## TO DO
Look for the string "most" in the lines and copy each line that has it.

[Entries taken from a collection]
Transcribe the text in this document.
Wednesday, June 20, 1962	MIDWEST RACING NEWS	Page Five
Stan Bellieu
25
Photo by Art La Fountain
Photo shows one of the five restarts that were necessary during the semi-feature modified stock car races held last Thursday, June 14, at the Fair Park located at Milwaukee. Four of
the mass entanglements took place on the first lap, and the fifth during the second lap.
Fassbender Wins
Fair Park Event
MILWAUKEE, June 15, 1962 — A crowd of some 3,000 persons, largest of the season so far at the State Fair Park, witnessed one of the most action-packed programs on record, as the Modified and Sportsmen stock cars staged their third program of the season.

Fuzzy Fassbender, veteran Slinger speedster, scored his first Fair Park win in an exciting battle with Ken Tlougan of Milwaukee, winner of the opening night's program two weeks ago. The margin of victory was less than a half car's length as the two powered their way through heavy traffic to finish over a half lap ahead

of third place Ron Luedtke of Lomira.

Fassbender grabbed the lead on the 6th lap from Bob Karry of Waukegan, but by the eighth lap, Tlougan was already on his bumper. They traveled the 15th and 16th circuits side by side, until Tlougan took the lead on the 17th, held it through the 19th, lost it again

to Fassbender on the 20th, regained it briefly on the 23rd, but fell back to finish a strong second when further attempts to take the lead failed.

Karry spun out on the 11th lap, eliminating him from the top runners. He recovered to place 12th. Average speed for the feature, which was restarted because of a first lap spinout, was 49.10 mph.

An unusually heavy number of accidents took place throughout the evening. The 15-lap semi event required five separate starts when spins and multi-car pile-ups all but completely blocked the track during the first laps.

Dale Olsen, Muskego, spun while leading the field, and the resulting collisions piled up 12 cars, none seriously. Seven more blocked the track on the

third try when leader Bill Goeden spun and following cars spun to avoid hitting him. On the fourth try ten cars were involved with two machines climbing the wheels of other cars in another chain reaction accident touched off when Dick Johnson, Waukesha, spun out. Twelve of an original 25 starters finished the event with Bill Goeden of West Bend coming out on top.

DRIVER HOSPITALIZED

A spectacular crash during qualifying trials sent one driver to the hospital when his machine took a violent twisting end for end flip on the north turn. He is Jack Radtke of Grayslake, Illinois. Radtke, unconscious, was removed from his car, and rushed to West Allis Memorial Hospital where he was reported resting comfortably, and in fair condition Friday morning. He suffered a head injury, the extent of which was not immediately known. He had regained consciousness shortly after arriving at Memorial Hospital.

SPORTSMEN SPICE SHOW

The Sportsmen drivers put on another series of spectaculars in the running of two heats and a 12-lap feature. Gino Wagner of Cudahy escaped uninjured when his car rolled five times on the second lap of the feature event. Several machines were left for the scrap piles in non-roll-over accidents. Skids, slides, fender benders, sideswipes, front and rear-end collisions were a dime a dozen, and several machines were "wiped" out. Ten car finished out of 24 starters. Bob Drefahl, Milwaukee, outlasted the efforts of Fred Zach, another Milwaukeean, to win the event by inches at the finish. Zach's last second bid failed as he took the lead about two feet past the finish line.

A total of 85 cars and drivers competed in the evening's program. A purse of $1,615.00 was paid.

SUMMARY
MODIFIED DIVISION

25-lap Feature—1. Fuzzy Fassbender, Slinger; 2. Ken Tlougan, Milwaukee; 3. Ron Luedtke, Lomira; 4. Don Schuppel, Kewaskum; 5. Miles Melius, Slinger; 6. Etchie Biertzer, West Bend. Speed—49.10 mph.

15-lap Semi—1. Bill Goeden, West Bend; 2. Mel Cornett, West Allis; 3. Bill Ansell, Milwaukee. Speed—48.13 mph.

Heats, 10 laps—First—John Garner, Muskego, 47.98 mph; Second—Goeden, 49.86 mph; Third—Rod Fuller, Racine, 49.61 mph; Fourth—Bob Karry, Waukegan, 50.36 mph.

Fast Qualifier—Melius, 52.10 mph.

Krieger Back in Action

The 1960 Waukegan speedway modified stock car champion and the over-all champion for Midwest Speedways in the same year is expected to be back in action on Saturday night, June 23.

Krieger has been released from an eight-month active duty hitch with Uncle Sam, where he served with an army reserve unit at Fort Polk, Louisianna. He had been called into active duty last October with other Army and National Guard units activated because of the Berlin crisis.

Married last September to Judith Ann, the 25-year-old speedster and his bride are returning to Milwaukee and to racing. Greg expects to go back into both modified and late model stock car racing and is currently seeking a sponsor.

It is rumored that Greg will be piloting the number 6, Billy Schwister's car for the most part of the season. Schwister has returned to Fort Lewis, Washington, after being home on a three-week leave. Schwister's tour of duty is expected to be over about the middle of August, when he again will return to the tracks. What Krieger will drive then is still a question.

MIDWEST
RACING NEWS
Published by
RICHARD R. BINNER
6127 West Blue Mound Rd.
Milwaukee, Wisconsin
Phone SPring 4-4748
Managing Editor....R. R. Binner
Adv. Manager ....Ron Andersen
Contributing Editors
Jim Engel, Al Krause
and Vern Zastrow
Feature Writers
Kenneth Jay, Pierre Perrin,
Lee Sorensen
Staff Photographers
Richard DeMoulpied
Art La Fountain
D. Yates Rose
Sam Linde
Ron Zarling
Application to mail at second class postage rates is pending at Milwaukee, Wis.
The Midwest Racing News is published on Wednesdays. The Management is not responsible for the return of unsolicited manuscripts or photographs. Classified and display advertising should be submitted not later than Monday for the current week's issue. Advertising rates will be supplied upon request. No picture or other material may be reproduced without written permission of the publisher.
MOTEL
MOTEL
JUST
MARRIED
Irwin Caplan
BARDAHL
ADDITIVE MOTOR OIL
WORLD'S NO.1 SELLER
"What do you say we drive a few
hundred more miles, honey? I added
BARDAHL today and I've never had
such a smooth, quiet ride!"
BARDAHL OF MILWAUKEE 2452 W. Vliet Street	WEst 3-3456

## EXERCISE ANSWER
MILWAUKEE, June 15, 1962 — A crowd of some 3,000 persons, largest of the season so far at the State Fair Park, witnessed one of the most action-packed programs on record, as the Modified and Sportsmen stock cars staged their third program of the season.
It is rumored that Greg will be piloting the number 6, Billy Schwister's car for the most part of the season. Schwister has returned to Fort Lewis, Washington, after being home on a three-week leave. Schwister's tour of duty is expected to be over about the middle of August, when he again will return to the tracks. What Krieger will drive then is still a question.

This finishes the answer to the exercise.